- PROBLEM STATEMENT:
Output the full listing below exactly as it reads, and skip anything that is a picture.
**** DATASET EXTRACT
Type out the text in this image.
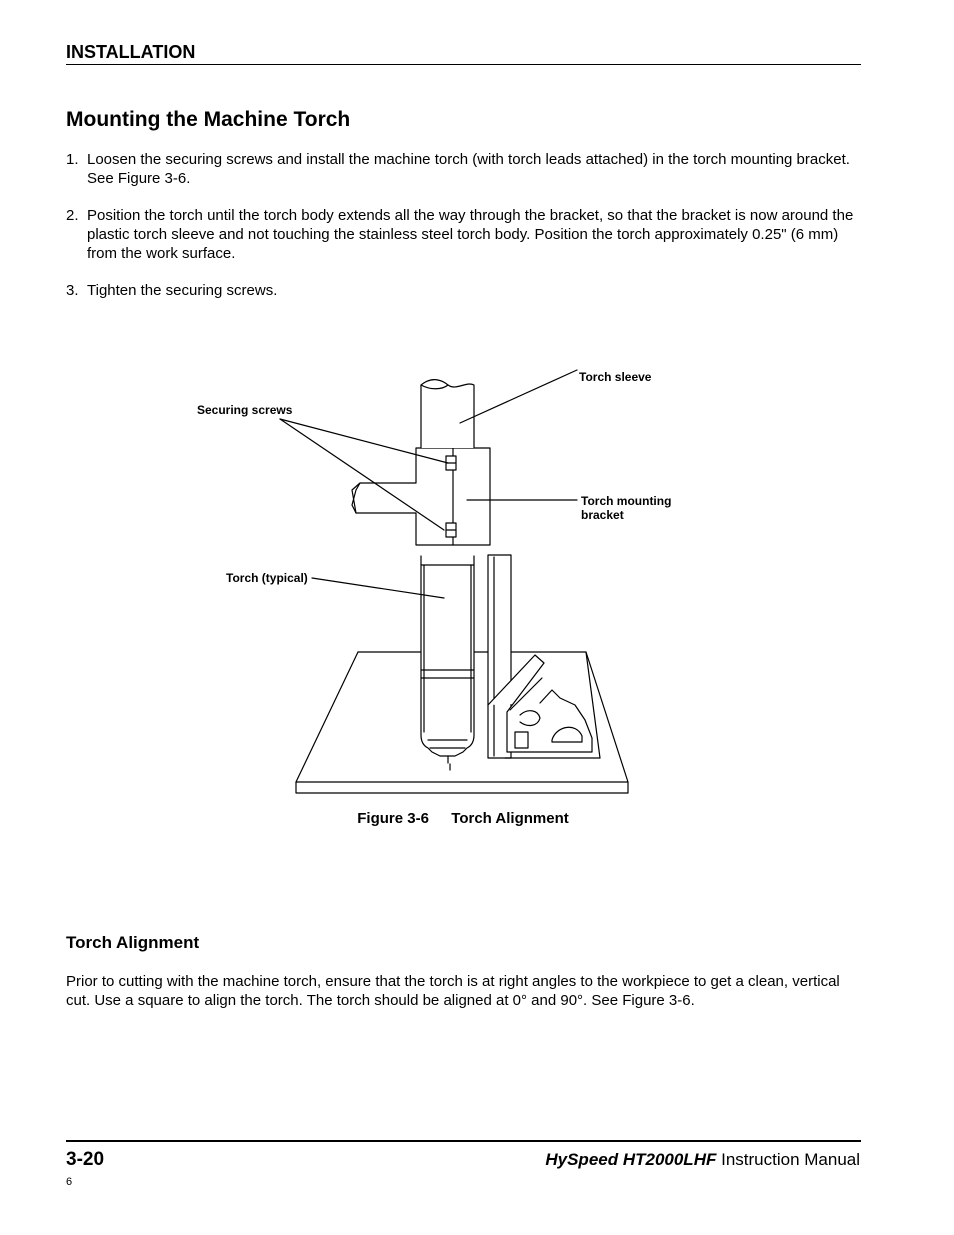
INSTALLATION
Mounting the Machine Torch
1. Loosen the securing screws and install the machine torch (with torch leads attached) in the torch mounting bracket. See Figure 3-6.
2. Position the torch until the torch body extends all the way through the bracket, so that the bracket is now around the plastic torch sleeve and not touching the stainless steel torch body. Position the torch approximately 0.25" (6 mm) from the work surface.
3. Tighten the securing screws.
Torch sleeve
Securing screws
Torch mounting
bracket
Torch (typical)
Figure 3-6 Torch Alignment
Torch Alignment

Prior to cutting with the machine torch, ensure that the torch is at right angles to the workpiece to get a clean, vertical cut. Use a square to align the torch. The torch should be aligned at 0° and 90°. See Figure 3-6.

3-20	HySpeed HT2000LHF Instruction Manual
6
********
- REPLY TO THE EXERCISE:
Type out the text in this image.
INSTALLATION
Mounting the Machine Torch
1. Loosen the securing screws and install the machine torch (with torch leads attached) in the torch mounting bracket. See Figure 3-6.
2. Position the torch until the torch body extends all the way through the bracket, so that the bracket is now around the plastic torch sleeve and not touching the stainless steel torch body. Position the torch approximately 0.25" (6 mm) from the work surface.
3. Tighten the securing screws.
Torch sleeve
Securing screws
Torch mounting
bracket
Torch (typical)
Figure 3-6 Torch Alignment
Torch Alignment

Prior to cutting with the machine torch, ensure that the torch is at right angles to the workpiece to get a clean, vertical cut. Use a square to align the torch. The torch should be aligned at 0° and 90°. See Figure 3-6.

3-20	HySpeed HT2000LHF Instruction Manual
6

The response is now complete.